Exercise prompt = Identify every line in the records below that contains the word "title", and copy each of those lines.

Task data =
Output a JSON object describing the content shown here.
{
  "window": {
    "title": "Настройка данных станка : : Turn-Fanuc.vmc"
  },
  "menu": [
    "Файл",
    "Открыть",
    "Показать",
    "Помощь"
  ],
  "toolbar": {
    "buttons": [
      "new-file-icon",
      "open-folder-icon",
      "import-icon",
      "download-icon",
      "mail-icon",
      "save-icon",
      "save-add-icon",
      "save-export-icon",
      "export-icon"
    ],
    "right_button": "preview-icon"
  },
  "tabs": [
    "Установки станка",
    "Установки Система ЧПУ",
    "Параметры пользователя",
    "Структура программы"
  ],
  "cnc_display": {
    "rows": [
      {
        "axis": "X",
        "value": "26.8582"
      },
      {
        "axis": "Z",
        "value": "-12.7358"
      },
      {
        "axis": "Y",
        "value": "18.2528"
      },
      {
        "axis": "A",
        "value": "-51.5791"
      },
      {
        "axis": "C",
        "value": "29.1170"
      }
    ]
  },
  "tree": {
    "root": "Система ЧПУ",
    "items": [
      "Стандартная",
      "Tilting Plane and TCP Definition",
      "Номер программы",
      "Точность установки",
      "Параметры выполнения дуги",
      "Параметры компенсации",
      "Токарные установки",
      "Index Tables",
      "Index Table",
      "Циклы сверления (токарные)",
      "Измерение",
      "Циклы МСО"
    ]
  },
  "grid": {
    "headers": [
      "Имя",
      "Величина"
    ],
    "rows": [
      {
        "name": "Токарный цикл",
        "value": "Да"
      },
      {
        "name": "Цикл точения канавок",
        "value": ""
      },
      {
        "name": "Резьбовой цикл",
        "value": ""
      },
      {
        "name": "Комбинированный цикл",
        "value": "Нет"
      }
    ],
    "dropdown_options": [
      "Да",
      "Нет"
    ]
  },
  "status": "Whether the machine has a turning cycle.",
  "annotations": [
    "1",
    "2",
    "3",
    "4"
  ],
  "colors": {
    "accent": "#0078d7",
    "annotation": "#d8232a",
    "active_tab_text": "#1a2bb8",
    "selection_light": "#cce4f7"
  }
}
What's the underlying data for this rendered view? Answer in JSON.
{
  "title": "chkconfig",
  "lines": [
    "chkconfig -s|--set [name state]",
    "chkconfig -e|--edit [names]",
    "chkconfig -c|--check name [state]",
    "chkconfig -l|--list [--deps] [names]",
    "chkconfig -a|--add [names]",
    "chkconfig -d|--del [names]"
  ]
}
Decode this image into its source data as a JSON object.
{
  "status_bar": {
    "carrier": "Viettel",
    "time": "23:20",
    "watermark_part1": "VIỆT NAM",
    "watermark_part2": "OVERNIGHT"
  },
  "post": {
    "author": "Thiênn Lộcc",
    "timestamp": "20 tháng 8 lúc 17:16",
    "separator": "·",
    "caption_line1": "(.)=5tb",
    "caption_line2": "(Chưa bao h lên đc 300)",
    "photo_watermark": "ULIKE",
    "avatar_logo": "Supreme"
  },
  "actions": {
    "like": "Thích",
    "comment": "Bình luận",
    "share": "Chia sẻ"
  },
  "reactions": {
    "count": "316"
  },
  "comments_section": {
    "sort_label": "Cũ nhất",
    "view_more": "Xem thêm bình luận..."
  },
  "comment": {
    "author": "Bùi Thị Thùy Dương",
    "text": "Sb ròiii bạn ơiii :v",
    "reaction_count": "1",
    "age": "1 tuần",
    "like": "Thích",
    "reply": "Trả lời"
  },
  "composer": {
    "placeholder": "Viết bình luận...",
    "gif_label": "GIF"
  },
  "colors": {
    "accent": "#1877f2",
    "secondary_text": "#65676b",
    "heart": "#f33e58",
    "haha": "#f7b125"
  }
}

Solution below =
    "title": "Настройка данных станка : : Turn-Fanuc.vmc"
  "title": "chkconfig",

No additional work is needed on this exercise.